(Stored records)
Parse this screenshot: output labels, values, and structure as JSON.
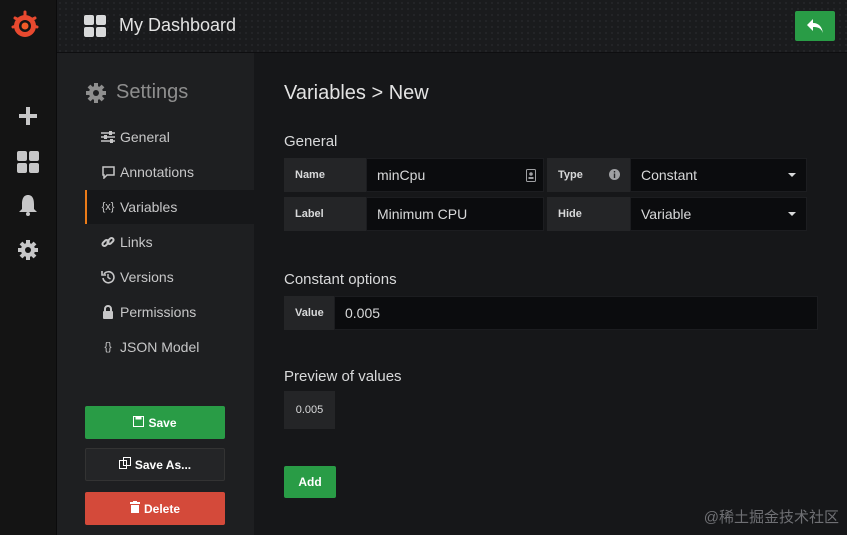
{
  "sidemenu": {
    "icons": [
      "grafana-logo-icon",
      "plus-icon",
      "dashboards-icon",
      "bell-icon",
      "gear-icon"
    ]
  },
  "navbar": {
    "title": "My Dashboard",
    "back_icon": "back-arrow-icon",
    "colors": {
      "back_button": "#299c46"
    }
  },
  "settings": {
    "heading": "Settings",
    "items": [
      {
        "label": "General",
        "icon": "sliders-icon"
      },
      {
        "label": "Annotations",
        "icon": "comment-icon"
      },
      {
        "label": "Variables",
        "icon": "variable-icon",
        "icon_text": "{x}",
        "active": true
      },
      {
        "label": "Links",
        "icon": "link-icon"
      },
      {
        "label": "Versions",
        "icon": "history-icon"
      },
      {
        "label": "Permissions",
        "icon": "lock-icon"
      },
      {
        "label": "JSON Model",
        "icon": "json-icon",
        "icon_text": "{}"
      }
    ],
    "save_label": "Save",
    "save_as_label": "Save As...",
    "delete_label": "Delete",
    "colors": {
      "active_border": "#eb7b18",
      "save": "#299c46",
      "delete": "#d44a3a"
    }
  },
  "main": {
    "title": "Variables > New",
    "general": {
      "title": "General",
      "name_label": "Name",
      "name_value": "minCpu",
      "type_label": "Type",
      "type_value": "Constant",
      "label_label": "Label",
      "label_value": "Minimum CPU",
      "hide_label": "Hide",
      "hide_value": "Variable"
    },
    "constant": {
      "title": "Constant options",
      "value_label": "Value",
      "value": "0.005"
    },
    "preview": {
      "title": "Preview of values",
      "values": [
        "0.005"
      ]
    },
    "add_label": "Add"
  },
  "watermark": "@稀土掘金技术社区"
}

▶ **Exercise prompt**
Transcribe the material exactly, keeping every word and none of the pictures.

▶ **Task solution**
Parse this screenshot: output labels, values, and structure as JSON.
{
  "sidemenu": {
    "icons": [
      "grafana-logo-icon",
      "plus-icon",
      "dashboards-icon",
      "bell-icon",
      "gear-icon"
    ]
  },
  "navbar": {
    "title": "My Dashboard",
    "back_icon": "back-arrow-icon",
    "colors": {
      "back_button": "#299c46"
    }
  },
  "settings": {
    "heading": "Settings",
    "items": [
      {
        "label": "General",
        "icon": "sliders-icon"
      },
      {
        "label": "Annotations",
        "icon": "comment-icon"
      },
      {
        "label": "Variables",
        "icon": "variable-icon",
        "icon_text": "{x}",
        "active": true
      },
      {
        "label": "Links",
        "icon": "link-icon"
      },
      {
        "label": "Versions",
        "icon": "history-icon"
      },
      {
        "label": "Permissions",
        "icon": "lock-icon"
      },
      {
        "label": "JSON Model",
        "icon": "json-icon",
        "icon_text": "{}"
      }
    ],
    "save_label": "Save",
    "save_as_label": "Save As...",
    "delete_label": "Delete",
    "colors": {
      "active_border": "#eb7b18",
      "save": "#299c46",
      "delete": "#d44a3a"
    }
  },
  "main": {
    "title": "Variables > New",
    "general": {
      "title": "General",
      "name_label": "Name",
      "name_value": "minCpu",
      "type_label": "Type",
      "type_value": "Constant",
      "label_label": "Label",
      "label_value": "Minimum CPU",
      "hide_label": "Hide",
      "hide_value": "Variable"
    },
    "constant": {
      "title": "Constant options",
      "value_label": "Value",
      "value": "0.005"
    },
    "preview": {
      "title": "Preview of values",
      "values": [
        "0.005"
      ]
    },
    "add_label": "Add"
  },
  "watermark": "@稀土掘金技术社区"
}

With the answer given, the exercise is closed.